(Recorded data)

## Begin

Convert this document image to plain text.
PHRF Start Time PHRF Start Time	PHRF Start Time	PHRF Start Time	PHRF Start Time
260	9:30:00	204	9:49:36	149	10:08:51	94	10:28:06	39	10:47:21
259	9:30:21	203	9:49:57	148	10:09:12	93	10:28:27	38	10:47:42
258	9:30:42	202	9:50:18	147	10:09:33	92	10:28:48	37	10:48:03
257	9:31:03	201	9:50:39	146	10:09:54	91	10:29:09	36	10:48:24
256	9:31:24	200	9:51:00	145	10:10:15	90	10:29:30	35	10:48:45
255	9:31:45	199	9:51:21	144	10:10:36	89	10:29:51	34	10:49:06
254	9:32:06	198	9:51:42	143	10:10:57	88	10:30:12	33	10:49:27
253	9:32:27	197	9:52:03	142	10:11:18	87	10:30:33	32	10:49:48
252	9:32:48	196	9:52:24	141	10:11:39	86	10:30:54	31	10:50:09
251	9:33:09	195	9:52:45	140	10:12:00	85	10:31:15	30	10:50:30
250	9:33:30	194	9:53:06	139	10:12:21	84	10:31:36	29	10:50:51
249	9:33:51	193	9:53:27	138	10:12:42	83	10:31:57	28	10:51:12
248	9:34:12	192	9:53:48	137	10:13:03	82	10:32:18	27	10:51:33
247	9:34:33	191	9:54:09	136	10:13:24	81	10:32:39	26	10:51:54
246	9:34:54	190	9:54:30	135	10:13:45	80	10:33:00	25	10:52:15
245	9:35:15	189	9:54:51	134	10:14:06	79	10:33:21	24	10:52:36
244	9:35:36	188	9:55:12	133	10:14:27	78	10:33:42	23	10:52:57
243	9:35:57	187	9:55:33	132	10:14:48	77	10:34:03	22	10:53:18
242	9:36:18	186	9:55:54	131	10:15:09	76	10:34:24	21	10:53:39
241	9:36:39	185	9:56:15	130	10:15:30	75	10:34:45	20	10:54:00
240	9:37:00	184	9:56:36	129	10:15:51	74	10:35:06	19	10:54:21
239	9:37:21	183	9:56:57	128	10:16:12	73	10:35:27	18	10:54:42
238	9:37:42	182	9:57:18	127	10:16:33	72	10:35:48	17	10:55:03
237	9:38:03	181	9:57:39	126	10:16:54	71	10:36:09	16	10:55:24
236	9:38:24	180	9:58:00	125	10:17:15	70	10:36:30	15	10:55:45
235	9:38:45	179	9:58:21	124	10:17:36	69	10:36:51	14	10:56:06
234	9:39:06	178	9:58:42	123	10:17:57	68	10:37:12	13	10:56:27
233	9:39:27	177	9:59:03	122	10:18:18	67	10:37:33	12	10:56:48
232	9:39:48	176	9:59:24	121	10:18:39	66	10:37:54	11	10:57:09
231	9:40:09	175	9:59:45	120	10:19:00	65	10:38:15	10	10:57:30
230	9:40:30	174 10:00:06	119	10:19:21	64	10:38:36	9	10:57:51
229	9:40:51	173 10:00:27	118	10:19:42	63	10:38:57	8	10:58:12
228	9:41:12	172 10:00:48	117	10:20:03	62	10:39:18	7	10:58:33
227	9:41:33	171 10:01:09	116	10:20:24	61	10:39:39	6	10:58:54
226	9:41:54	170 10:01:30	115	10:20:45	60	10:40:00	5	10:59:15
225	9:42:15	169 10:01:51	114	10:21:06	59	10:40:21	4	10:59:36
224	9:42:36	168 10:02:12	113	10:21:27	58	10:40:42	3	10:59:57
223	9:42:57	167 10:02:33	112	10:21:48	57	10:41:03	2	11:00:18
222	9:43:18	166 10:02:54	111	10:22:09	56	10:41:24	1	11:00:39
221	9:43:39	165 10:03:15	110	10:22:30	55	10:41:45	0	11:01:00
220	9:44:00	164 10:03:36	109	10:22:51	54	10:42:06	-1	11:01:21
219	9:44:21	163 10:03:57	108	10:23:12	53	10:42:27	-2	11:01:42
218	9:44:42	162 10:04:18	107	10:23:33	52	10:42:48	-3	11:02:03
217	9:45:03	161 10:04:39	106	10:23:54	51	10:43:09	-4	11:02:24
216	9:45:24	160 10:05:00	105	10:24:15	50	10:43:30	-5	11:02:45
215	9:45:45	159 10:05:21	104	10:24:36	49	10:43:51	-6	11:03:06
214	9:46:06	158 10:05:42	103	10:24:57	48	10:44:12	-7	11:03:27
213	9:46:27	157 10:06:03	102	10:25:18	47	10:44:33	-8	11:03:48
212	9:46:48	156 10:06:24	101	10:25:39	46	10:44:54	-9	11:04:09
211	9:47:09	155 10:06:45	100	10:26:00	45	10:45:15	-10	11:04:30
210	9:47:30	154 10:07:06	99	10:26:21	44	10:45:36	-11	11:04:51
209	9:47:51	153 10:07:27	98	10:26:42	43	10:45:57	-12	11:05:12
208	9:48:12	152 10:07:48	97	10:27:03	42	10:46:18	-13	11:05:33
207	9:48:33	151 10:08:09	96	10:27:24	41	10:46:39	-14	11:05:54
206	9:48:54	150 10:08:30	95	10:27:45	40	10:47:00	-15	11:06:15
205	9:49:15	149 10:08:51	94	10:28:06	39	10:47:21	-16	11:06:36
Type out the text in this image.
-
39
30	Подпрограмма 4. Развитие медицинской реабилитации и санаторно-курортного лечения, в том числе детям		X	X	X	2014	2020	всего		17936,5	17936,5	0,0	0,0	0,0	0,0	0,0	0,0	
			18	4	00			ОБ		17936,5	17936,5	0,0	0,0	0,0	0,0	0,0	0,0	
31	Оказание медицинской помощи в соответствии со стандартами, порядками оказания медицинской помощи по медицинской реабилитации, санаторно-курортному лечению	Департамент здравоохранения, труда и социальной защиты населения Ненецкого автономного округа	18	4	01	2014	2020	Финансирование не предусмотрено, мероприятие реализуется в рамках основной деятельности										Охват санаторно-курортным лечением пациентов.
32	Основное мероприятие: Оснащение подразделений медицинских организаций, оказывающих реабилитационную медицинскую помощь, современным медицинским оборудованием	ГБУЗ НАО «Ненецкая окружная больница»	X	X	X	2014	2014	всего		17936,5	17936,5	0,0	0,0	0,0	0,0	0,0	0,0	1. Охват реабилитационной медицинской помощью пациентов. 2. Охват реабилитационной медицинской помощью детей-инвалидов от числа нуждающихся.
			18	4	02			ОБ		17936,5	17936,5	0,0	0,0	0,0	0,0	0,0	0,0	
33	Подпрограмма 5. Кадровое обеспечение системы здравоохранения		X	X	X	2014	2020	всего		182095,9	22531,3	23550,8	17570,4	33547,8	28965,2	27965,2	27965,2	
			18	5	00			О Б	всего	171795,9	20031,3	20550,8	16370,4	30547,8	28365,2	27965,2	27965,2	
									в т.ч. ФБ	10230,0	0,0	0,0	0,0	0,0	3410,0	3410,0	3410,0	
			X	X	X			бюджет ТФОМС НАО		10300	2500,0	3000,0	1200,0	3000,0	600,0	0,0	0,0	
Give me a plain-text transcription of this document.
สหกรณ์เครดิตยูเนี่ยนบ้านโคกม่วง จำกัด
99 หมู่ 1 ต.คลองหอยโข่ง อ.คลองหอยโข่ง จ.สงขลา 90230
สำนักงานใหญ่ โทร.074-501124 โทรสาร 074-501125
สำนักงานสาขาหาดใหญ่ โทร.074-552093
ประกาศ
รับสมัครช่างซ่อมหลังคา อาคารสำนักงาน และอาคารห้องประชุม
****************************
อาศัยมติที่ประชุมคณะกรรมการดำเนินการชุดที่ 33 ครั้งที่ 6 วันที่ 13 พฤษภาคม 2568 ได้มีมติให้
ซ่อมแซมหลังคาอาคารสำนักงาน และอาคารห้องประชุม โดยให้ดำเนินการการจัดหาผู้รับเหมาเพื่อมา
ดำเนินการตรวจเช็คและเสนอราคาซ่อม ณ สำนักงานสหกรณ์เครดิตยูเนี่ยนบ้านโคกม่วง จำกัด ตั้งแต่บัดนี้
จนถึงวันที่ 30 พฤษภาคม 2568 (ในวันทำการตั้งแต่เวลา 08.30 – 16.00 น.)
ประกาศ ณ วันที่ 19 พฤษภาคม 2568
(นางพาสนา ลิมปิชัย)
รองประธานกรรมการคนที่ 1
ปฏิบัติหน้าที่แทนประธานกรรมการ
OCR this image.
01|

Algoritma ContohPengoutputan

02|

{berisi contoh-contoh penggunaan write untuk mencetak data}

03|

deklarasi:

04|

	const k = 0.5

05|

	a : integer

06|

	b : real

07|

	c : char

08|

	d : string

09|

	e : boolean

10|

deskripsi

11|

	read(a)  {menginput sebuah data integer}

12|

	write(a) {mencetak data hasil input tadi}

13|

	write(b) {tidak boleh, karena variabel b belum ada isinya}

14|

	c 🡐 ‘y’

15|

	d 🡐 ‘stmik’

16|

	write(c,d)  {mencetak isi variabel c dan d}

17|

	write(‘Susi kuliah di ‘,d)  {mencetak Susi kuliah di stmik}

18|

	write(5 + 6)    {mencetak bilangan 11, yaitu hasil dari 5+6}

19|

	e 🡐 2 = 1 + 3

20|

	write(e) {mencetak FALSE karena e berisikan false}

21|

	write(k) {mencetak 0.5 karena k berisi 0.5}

## End

*The request*.
Copy out exactly the lines running from the line with "OCR this image." to the end of the records, inclusive.

*Full output*.
OCR this image.
01|

Algoritma ContohPengoutputan

02|

{berisi contoh-contoh penggunaan write untuk mencetak data}

03|

deklarasi:

04|

	const k = 0.5

05|

	a : integer

06|

	b : real

07|

	c : char

08|

	d : string

09|

	e : boolean

10|

deskripsi

11|

	read(a)  {menginput sebuah data integer}

12|

	write(a) {mencetak data hasil input tadi}

13|

	write(b) {tidak boleh, karena variabel b belum ada isinya}

14|

	c 🡐 ‘y’

15|

	d 🡐 ‘stmik’

16|

	write(c,d)  {mencetak isi variabel c dan d}

17|

	write(‘Susi kuliah di ‘,d)  {mencetak Susi kuliah di stmik}

18|

	write(5 + 6)    {mencetak bilangan 11, yaitu hasil dari 5+6}

19|

	e 🡐 2 = 1 + 3

20|

	write(e) {mencetak FALSE karena e berisikan false}

21|

	write(k) {mencetak 0.5 karena k berisi 0.5}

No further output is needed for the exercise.